[Stored items]
▶
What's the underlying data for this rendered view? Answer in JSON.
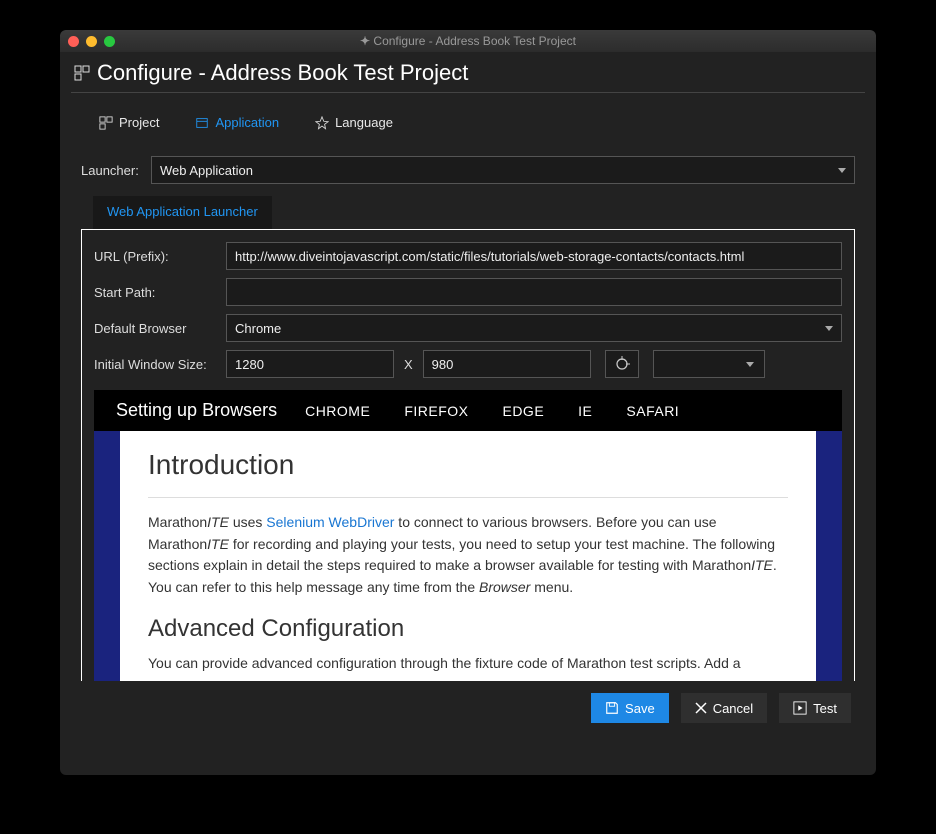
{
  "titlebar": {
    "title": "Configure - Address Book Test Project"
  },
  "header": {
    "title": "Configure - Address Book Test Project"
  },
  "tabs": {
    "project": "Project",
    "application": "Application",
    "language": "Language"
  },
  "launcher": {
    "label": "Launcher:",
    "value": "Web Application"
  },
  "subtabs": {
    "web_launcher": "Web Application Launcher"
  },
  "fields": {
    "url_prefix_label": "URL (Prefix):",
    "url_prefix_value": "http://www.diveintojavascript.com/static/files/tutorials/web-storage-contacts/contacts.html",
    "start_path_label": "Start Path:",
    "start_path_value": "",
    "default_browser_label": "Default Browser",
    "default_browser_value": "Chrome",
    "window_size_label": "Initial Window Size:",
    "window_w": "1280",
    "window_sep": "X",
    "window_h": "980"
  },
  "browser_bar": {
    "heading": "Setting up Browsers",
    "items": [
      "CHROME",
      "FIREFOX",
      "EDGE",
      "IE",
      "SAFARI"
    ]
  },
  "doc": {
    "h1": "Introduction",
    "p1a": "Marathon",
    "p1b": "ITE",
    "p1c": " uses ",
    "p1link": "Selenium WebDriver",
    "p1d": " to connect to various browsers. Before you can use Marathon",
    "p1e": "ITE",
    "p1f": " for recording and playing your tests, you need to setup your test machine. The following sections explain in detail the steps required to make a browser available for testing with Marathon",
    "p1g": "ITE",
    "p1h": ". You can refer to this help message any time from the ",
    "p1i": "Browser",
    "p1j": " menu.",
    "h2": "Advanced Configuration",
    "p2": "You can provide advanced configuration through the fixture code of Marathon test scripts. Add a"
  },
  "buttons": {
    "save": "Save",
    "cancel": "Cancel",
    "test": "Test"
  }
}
◀
### Exercise
Pull every line containing the word "Application" out of the material and copy it.

### Solution for this problem
    "application": "Application",
    "value": "Web Application"
    "web_launcher": "Web Application Launcher"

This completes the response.